» What is being asked:
Output the lines that follow exactly as they are.

» Rows:

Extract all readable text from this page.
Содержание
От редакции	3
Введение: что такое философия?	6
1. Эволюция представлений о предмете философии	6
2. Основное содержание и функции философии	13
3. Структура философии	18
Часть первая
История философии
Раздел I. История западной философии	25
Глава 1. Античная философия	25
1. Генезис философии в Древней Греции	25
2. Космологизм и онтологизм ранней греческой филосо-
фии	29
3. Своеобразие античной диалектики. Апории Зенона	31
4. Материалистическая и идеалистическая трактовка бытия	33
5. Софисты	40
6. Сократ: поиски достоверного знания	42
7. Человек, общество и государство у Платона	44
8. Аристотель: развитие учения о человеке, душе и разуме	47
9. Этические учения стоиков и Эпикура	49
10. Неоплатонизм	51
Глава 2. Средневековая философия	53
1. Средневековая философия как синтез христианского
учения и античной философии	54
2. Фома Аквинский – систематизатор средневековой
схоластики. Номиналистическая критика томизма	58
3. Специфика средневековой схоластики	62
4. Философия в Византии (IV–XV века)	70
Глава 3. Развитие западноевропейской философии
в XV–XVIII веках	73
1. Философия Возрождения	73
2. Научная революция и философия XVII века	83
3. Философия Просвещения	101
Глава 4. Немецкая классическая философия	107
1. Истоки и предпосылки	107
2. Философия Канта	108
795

» In response:
Extract all readable text from this page.
Содержание
От редакции	3
Введение: что такое философия?	6
1. Эволюция представлений о предмете философии	6
2. Основное содержание и функции философии	13
3. Структура философии	18
Часть первая
История философии
Раздел I. История западной философии	25
Глава 1. Античная философия	25
1. Генезис философии в Древней Греции	25
2. Космологизм и онтологизм ранней греческой филосо-
фии	29
3. Своеобразие античной диалектики. Апории Зенона	31
4. Материалистическая и идеалистическая трактовка бытия	33
5. Софисты	40
6. Сократ: поиски достоверного знания	42
7. Человек, общество и государство у Платона	44
8. Аристотель: развитие учения о человеке, душе и разуме	47
9. Этические учения стоиков и Эпикура	49
10. Неоплатонизм	51
Глава 2. Средневековая философия	53
1. Средневековая философия как синтез христианского
учения и античной философии	54
2. Фома Аквинский – систематизатор средневековой
схоластики. Номиналистическая критика томизма	58
3. Специфика средневековой схоластики	62
4. Философия в Византии (IV–XV века)	70
Глава 3. Развитие западноевропейской философии
в XV–XVIII веках	73
1. Философия Возрождения	73
2. Научная революция и философия XVII века	83
3. Философия Просвещения	101
Глава 4. Немецкая классическая философия	107
1. Истоки и предпосылки	107
2. Философия Канта	108
795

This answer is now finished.